#### WRITTEN TASK:
Look through the records below and collect all lines that hold the string "this".
• • • • •
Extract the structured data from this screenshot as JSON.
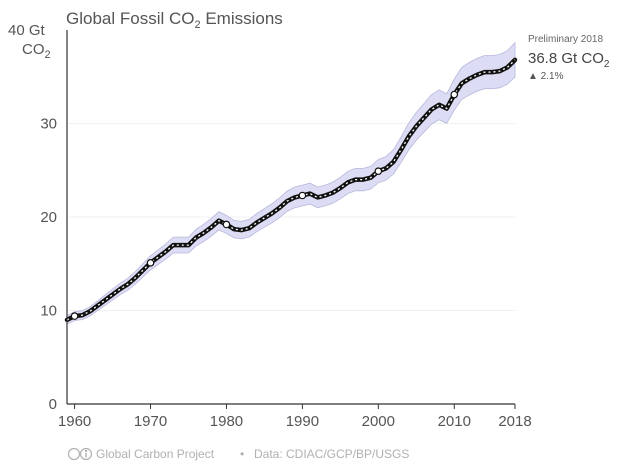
{
  "chart_data": {
    "type": "line",
    "title": "Global Fossil CO",
    "title_subscript": "2",
    "title_suffix": " Emissions",
    "y_unit_line1": "40 Gt",
    "y_unit_line2": "CO",
    "y_unit_subscript": "2",
    "ylim": [
      0,
      40
    ],
    "xlim": [
      1959,
      2018
    ],
    "yticks": [
      0,
      10,
      20,
      30
    ],
    "ytick_labels": [
      "0",
      "10",
      "20",
      "30"
    ],
    "xticks": [
      1960,
      1970,
      1980,
      1990,
      2000,
      2010,
      2018
    ],
    "xtick_labels": [
      "1960",
      "1970",
      "1980",
      "1990",
      "2000",
      "2010",
      "2018"
    ],
    "grid": true,
    "series": [
      {
        "name": "Global fossil CO2 emissions",
        "unit": "Gt CO2",
        "x": [
          1959,
          1960,
          1961,
          1962,
          1963,
          1964,
          1965,
          1966,
          1967,
          1968,
          1969,
          1970,
          1971,
          1972,
          1973,
          1974,
          1975,
          1976,
          1977,
          1978,
          1979,
          1980,
          1981,
          1982,
          1983,
          1984,
          1985,
          1986,
          1987,
          1988,
          1989,
          1990,
          1991,
          1992,
          1993,
          1994,
          1995,
          1996,
          1997,
          1998,
          1999,
          2000,
          2001,
          2002,
          2003,
          2004,
          2005,
          2006,
          2007,
          2008,
          2009,
          2010,
          2011,
          2012,
          2013,
          2014,
          2015,
          2016,
          2017,
          2018
        ],
        "values": [
          9.0,
          9.4,
          9.5,
          9.9,
          10.5,
          11.1,
          11.7,
          12.3,
          12.8,
          13.5,
          14.3,
          15.1,
          15.7,
          16.3,
          17.0,
          17.0,
          17.0,
          17.8,
          18.3,
          18.9,
          19.6,
          19.2,
          18.7,
          18.6,
          18.8,
          19.4,
          19.9,
          20.4,
          21.0,
          21.7,
          22.1,
          22.3,
          22.5,
          22.1,
          22.3,
          22.6,
          23.1,
          23.7,
          24.0,
          24.0,
          24.2,
          24.9,
          25.2,
          25.9,
          27.2,
          28.6,
          29.7,
          30.6,
          31.5,
          32.0,
          31.6,
          33.1,
          34.3,
          34.8,
          35.2,
          35.5,
          35.5,
          35.6,
          36.0,
          36.8
        ],
        "uncertainty_pct": 5
      }
    ],
    "markers_x": [
      1960,
      1970,
      1980,
      1990,
      2000,
      2010
    ],
    "annotation": {
      "label": "Preliminary 2018",
      "value_text": "36.8 Gt CO",
      "value_subscript": "2",
      "change_text": "▲ 2.1%"
    },
    "colors": {
      "band": "#dcdcf4",
      "band_edge": "#b8b8de",
      "line": "#111111",
      "dash": "#ffffff",
      "marker_fill": "#ffffff",
      "grid": "#f0f0f0",
      "axis": "#333333"
    }
  },
  "footer": {
    "cc_icon": "cc-by-icon",
    "org_text": "Global Carbon Project",
    "separator": "•",
    "source_text": "Data: CDIAC/GCP/BP/USGS"
  }
}
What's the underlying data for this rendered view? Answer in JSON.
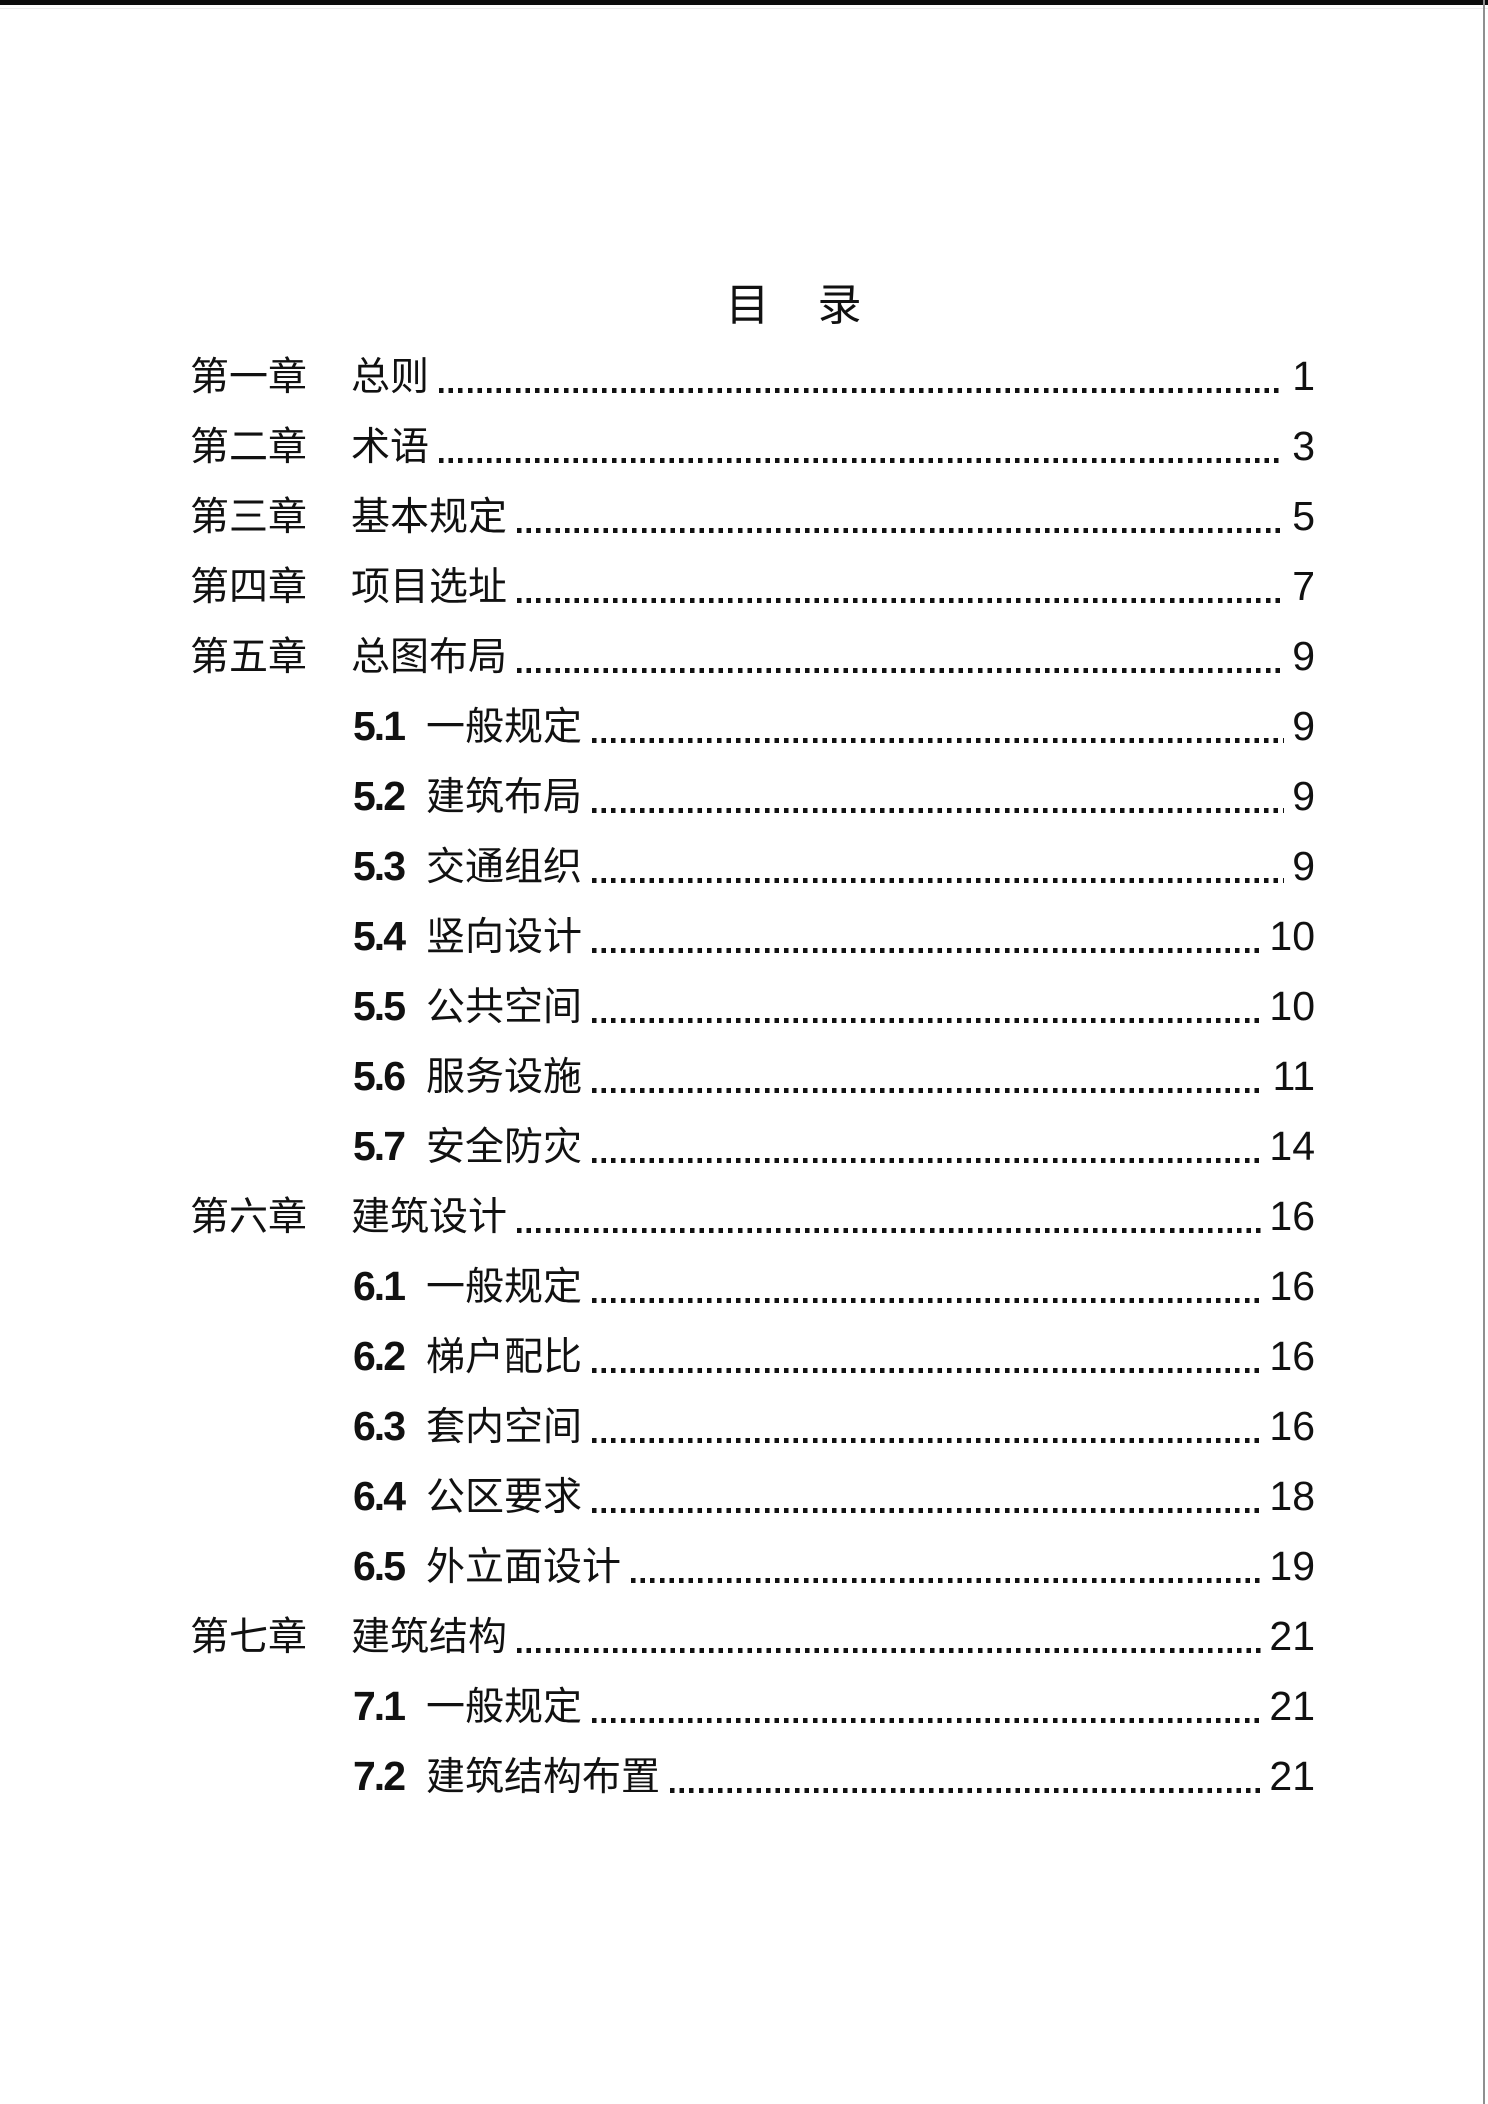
• • • • •
#### FULL SOLUTION:
Extract the structured data from this screenshot as JSON.
What's the underlying data for this rendered view? Answer in JSON.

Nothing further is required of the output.